*** Records to process
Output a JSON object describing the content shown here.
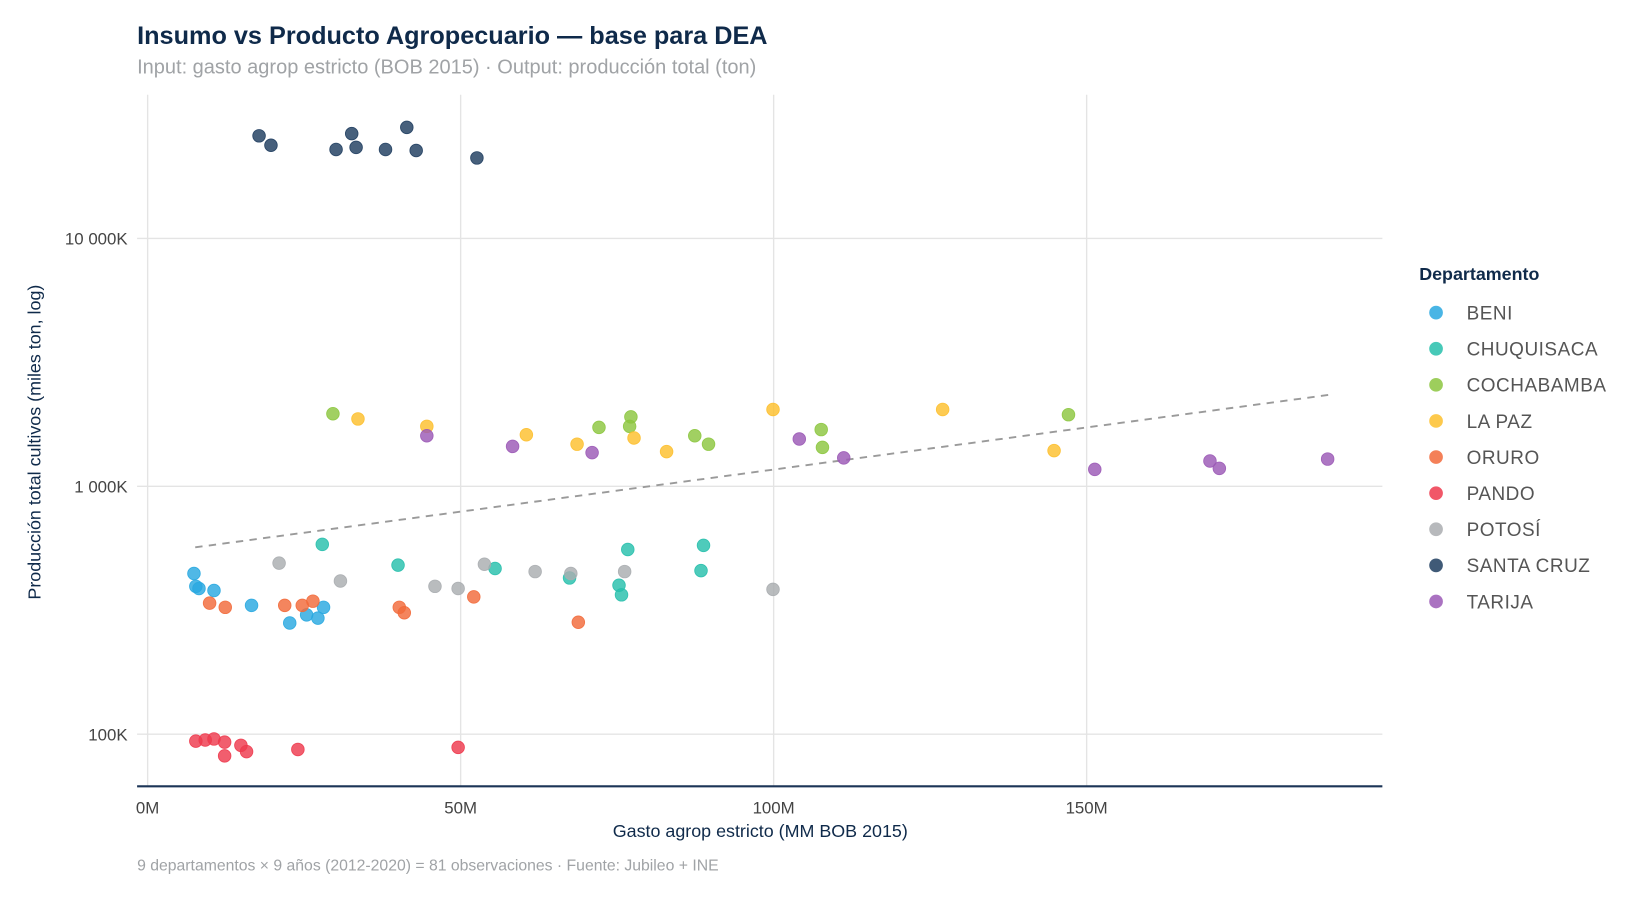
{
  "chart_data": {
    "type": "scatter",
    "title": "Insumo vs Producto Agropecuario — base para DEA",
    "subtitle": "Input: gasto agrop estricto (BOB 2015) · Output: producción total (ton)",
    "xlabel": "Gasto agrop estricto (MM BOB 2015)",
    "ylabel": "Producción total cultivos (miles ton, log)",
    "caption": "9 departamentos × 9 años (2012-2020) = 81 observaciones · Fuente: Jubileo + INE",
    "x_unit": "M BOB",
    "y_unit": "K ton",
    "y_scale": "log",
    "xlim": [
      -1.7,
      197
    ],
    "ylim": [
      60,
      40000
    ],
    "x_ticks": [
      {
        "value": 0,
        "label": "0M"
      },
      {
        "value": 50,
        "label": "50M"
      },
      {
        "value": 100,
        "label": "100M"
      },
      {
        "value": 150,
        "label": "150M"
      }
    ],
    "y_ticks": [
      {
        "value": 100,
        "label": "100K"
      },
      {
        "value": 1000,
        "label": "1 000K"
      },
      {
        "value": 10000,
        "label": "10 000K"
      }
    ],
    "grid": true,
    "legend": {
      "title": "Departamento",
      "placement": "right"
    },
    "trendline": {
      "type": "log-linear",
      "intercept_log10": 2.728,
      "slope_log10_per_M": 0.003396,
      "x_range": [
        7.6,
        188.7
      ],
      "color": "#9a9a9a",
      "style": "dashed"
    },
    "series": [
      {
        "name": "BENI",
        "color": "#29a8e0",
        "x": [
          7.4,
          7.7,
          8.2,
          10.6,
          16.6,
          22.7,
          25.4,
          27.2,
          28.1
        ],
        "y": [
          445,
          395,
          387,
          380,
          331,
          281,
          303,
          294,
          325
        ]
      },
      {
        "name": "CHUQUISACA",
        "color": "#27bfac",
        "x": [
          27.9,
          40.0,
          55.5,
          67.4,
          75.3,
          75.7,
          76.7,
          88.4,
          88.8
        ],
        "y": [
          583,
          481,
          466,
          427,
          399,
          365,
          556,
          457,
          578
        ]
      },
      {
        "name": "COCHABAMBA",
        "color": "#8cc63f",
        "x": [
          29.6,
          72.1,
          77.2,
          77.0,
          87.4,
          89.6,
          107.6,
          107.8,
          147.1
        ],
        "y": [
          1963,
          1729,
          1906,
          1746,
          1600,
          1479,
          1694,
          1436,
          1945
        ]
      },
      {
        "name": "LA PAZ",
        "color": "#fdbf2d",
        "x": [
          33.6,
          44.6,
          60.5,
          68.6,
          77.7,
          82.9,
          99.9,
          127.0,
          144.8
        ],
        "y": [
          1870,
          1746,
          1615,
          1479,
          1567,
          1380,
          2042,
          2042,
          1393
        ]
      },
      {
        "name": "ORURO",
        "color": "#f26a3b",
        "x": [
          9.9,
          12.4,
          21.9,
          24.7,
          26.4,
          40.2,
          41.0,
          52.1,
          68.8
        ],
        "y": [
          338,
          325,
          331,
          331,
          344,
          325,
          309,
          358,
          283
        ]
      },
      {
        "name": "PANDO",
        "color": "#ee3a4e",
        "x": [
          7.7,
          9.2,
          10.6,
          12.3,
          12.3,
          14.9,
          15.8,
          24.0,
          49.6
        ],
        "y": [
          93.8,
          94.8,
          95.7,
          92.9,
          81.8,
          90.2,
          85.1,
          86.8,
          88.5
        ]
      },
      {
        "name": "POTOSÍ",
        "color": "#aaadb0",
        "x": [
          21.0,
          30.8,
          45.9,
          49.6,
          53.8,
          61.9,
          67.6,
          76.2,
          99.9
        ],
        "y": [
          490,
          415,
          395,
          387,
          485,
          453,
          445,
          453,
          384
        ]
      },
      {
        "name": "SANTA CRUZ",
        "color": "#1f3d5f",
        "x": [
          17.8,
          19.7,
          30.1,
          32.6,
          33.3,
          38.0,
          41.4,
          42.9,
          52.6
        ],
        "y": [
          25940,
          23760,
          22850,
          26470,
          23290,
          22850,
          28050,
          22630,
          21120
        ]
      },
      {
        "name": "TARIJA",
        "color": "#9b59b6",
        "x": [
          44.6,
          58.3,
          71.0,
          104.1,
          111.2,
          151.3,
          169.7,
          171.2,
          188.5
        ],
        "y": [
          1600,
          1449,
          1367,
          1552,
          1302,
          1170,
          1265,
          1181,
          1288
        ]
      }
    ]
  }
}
******
Problem requirements: Each line of the data should be quoted exactly, with pictures left out.

Task result:
Output a JSON object describing the content shown here.
{
  "chart_data": {
    "type": "scatter",
    "title": "Insumo vs Producto Agropecuario — base para DEA",
    "subtitle": "Input: gasto agrop estricto (BOB 2015) · Output: producción total (ton)",
    "xlabel": "Gasto agrop estricto (MM BOB 2015)",
    "ylabel": "Producción total cultivos (miles ton, log)",
    "caption": "9 departamentos × 9 años (2012-2020) = 81 observaciones · Fuente: Jubileo + INE",
    "x_unit": "M BOB",
    "y_unit": "K ton",
    "y_scale": "log",
    "xlim": [
      -1.7,
      197
    ],
    "ylim": [
      60,
      40000
    ],
    "x_ticks": [
      {
        "value": 0,
        "label": "0M"
      },
      {
        "value": 50,
        "label": "50M"
      },
      {
        "value": 100,
        "label": "100M"
      },
      {
        "value": 150,
        "label": "150M"
      }
    ],
    "y_ticks": [
      {
        "value": 100,
        "label": "100K"
      },
      {
        "value": 1000,
        "label": "1 000K"
      },
      {
        "value": 10000,
        "label": "10 000K"
      }
    ],
    "grid": true,
    "legend": {
      "title": "Departamento",
      "placement": "right"
    },
    "trendline": {
      "type": "log-linear",
      "intercept_log10": 2.728,
      "slope_log10_per_M": 0.003396,
      "x_range": [
        7.6,
        188.7
      ],
      "color": "#9a9a9a",
      "style": "dashed"
    },
    "series": [
      {
        "name": "BENI",
        "color": "#29a8e0",
        "x": [
          7.4,
          7.7,
          8.2,
          10.6,
          16.6,
          22.7,
          25.4,
          27.2,
          28.1
        ],
        "y": [
          445,
          395,
          387,
          380,
          331,
          281,
          303,
          294,
          325
        ]
      },
      {
        "name": "CHUQUISACA",
        "color": "#27bfac",
        "x": [
          27.9,
          40.0,
          55.5,
          67.4,
          75.3,
          75.7,
          76.7,
          88.4,
          88.8
        ],
        "y": [
          583,
          481,
          466,
          427,
          399,
          365,
          556,
          457,
          578
        ]
      },
      {
        "name": "COCHABAMBA",
        "color": "#8cc63f",
        "x": [
          29.6,
          72.1,
          77.2,
          77.0,
          87.4,
          89.6,
          107.6,
          107.8,
          147.1
        ],
        "y": [
          1963,
          1729,
          1906,
          1746,
          1600,
          1479,
          1694,
          1436,
          1945
        ]
      },
      {
        "name": "LA PAZ",
        "color": "#fdbf2d",
        "x": [
          33.6,
          44.6,
          60.5,
          68.6,
          77.7,
          82.9,
          99.9,
          127.0,
          144.8
        ],
        "y": [
          1870,
          1746,
          1615,
          1479,
          1567,
          1380,
          2042,
          2042,
          1393
        ]
      },
      {
        "name": "ORURO",
        "color": "#f26a3b",
        "x": [
          9.9,
          12.4,
          21.9,
          24.7,
          26.4,
          40.2,
          41.0,
          52.1,
          68.8
        ],
        "y": [
          338,
          325,
          331,
          331,
          344,
          325,
          309,
          358,
          283
        ]
      },
      {
        "name": "PANDO",
        "color": "#ee3a4e",
        "x": [
          7.7,
          9.2,
          10.6,
          12.3,
          12.3,
          14.9,
          15.8,
          24.0,
          49.6
        ],
        "y": [
          93.8,
          94.8,
          95.7,
          92.9,
          81.8,
          90.2,
          85.1,
          86.8,
          88.5
        ]
      },
      {
        "name": "POTOSÍ",
        "color": "#aaadb0",
        "x": [
          21.0,
          30.8,
          45.9,
          49.6,
          53.8,
          61.9,
          67.6,
          76.2,
          99.9
        ],
        "y": [
          490,
          415,
          395,
          387,
          485,
          453,
          445,
          453,
          384
        ]
      },
      {
        "name": "SANTA CRUZ",
        "color": "#1f3d5f",
        "x": [
          17.8,
          19.7,
          30.1,
          32.6,
          33.3,
          38.0,
          41.4,
          42.9,
          52.6
        ],
        "y": [
          25940,
          23760,
          22850,
          26470,
          23290,
          22850,
          28050,
          22630,
          21120
        ]
      },
      {
        "name": "TARIJA",
        "color": "#9b59b6",
        "x": [
          44.6,
          58.3,
          71.0,
          104.1,
          111.2,
          151.3,
          169.7,
          171.2,
          188.5
        ],
        "y": [
          1600,
          1449,
          1367,
          1552,
          1302,
          1170,
          1265,
          1181,
          1288
        ]
      }
    ]
  }
}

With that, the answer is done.